▶ [Short exercise] Lift every line from the entries that includes the word "values".

Some records:

——

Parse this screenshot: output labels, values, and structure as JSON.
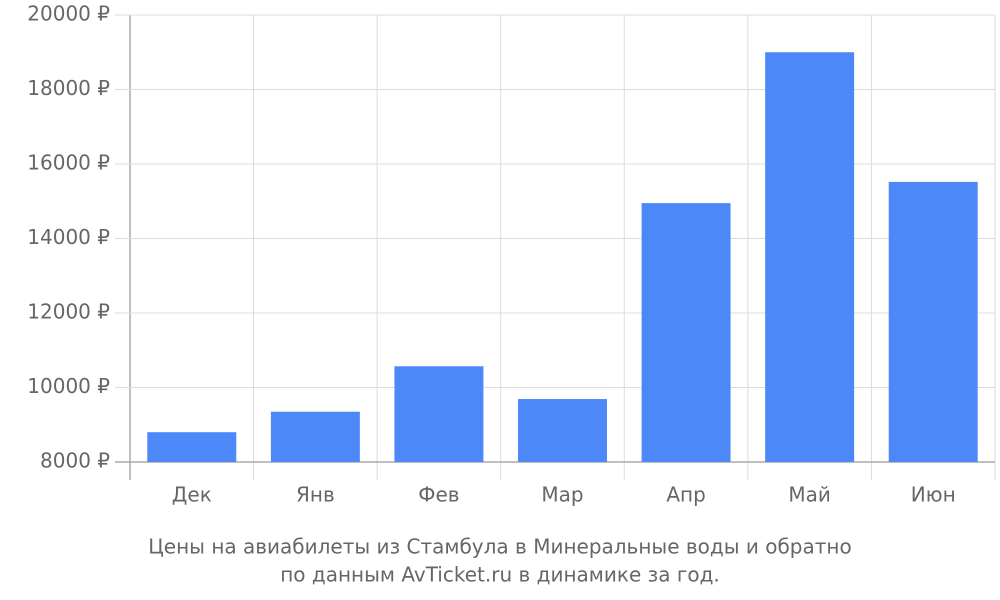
{
  "chart_data": {
    "type": "bar",
    "caption": [
      "Цены на авиабилеты из Стамбула в Минеральные воды и обратно",
      "по данным AvTicket.ru в динамике за год."
    ],
    "categories": [
      "Дек",
      "Янв",
      "Фев",
      "Мар",
      "Апр",
      "Май",
      "Июн"
    ],
    "values": [
      8800,
      9350,
      10570,
      9690,
      14950,
      19000,
      15520
    ],
    "color": "#4d88f8",
    "ylim": [
      8000,
      20000
    ],
    "yticks": [
      {
        "value": 8000,
        "label": "8000 ₽"
      },
      {
        "value": 10000,
        "label": "10000 ₽"
      },
      {
        "value": 12000,
        "label": "12000 ₽"
      },
      {
        "value": 14000,
        "label": "14000 ₽"
      },
      {
        "value": 16000,
        "label": "16000 ₽"
      },
      {
        "value": 18000,
        "label": "18000 ₽"
      },
      {
        "value": 20000,
        "label": "20000 ₽"
      }
    ],
    "grid": true
  }
}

——

▶ [Answer below]
Parse this screenshot: output labels, values, and structure as JSON.
    "values": [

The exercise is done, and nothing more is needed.